Source document.
The Intelligence Pool

Stabilization

obamaPresident Obama and his Administration are pursuing policies based on the assumption that the structural dysfunctions in our financial system can be identified and corrected and the economy stabilized in response to Federal government initiatives.  I admire the Administration’s positive attitude even as I question their analysis.

The assumption underlying this scenario is that at least half of our problems are psychological in origin, caused by the lax cluelessness of the Bush Administration and the collapse in confidence during the September meltdown.  The Obama Administration has done a terrific job of applying a full-court press in the media, appearing everywhere all the time – Bernanke and Obama on 60 Minutes, Obama on Jay Leno and Face the Nation, Geithner on both Meet the Press and This Week with George Stephanopolous the very same day. 

This media blitz unquestionably influenced the markets during the last three weeks for March.  Some believe the bull is loose again.  But there is as yet no evidence the housing market has stabilized.  Every index shows relentless decline month after month.  Average home prices have now fallen almost 40% from their peaks in 2006.

The Obama Game Plan

Here is how the stabilization game plan is supposed to unfold.  The Federal government will attack the banking / credit / housing depreciation crisis, universally understood to be the root of our financial crisis, by assisting the banks in unloading their impaired assets.  These so-called toxic assets have been renamed legacy assets, a word with far better connotations.  The new word will help.  In any case these assets – toxic or legacy – cannot be sold in a free market today because no one wants to buy them. 

The Obama Administration will benefit from changes made by the independent Financial Accounting Standards Board (FASB), which decided on April 2nd to change the “mark-to-market” accounting rules that had so devalued the toxic/legacy assets.  These assets can now be valued according to what they would fetch in an “orderly market,” rather than what they have recently sold for in the real market.  This should, in theory, make it easier for banks to buy, sell, or hold them.

The data.

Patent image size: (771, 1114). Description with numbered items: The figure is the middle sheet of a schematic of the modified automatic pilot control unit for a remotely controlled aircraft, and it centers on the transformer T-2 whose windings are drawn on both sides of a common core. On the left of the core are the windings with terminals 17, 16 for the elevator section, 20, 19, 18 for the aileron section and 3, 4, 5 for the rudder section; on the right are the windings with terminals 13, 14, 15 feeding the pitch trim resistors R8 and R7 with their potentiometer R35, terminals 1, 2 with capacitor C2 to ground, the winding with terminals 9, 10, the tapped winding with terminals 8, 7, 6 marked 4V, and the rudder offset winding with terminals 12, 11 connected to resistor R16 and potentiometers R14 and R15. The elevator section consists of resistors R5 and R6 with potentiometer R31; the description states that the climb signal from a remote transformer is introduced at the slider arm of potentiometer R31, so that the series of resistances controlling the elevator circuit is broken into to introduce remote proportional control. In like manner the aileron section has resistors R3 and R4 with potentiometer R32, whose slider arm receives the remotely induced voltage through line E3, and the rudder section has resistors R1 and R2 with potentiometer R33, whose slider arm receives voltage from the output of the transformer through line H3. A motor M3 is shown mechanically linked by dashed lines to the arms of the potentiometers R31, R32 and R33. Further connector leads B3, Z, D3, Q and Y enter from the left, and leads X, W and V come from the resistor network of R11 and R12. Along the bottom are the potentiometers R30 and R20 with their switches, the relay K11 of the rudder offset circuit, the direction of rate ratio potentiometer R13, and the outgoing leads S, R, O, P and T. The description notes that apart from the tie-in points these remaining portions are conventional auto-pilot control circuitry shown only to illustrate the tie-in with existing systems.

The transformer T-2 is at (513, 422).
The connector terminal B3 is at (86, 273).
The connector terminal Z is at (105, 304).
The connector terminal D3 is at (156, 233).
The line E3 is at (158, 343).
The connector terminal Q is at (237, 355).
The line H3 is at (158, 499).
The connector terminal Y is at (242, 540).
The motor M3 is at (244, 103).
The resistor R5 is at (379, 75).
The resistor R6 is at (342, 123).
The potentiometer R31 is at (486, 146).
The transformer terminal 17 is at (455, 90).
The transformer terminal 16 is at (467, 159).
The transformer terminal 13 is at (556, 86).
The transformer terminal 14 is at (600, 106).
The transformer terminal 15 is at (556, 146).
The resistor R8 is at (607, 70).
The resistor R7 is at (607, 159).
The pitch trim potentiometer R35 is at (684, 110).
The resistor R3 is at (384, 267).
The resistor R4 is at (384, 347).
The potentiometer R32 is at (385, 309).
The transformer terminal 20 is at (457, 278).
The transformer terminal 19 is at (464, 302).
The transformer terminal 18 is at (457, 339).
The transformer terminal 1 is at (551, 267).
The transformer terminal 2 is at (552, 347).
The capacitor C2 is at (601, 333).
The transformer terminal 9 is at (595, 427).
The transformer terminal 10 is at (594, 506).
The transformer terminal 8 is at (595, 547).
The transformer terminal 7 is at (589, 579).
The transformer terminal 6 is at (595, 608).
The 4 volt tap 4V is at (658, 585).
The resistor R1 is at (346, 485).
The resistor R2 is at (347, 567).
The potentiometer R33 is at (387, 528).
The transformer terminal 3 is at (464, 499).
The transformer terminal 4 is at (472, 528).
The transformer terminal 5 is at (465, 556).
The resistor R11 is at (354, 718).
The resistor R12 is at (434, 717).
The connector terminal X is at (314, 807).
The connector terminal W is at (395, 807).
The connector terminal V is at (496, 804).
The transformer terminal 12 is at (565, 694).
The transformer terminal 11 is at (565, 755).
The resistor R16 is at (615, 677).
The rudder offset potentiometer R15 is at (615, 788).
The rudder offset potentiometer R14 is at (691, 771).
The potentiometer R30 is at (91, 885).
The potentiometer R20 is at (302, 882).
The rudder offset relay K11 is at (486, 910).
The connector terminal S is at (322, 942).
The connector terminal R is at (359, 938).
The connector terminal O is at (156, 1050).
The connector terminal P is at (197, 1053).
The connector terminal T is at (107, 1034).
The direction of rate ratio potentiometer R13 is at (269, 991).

Apply what you read.
1/ In the article on economic stabilization, how far have average home prices fallen from their 2006 peaks?
2/ Resume the article on economic stabilization from its final sentence and carry it forward.

Task-by-task outputs.
1/ Almost 40%.

2/
The key play in the Administration’s game plan is to create a public / private investment plan for these toxic / legacy assets. Hedge funds, previously cast in the role of villains – vehicles for the irresponsibly wealthy to amass even more obscene wealth – will ride in like cavalry to the rescue.  Sharing profits equally but risks unequally, they will partner with Treasury.  The taxpayers will take 93% of the risk, which, as Timothy Geithner points out, is better than 100%, and receive 50% of the profits, if any.  If the toxic / legacy assets decline in value, the private investors could be wiped out, but the taxpayers could suffer even larger losses in absolute dollar terms.

Obama has also announced substantial Federal programs to relieve homeowners and small businesses, and the Federal Reserve has announced a massive program to buy corporate debt for the first time.

Many people believe these coordinated actions, taken together, will have a powerful effect on the debt markets.  Once new debt can once again floated and banks provided with a way to unload their toxic/legacy assets, the Obama playbook says, the extension of credit will gradually return to normal and the economy will begin to grow again, possibly even this year.  Restored confidence in the U.S. will restore confidence elsewhere, and the U.S. can resume its role as the locomotive of the global economy, pulling Europe and Asia and the developing world back towards renewed prosperity.  Or at least that’s what the Obama game plan says will happen.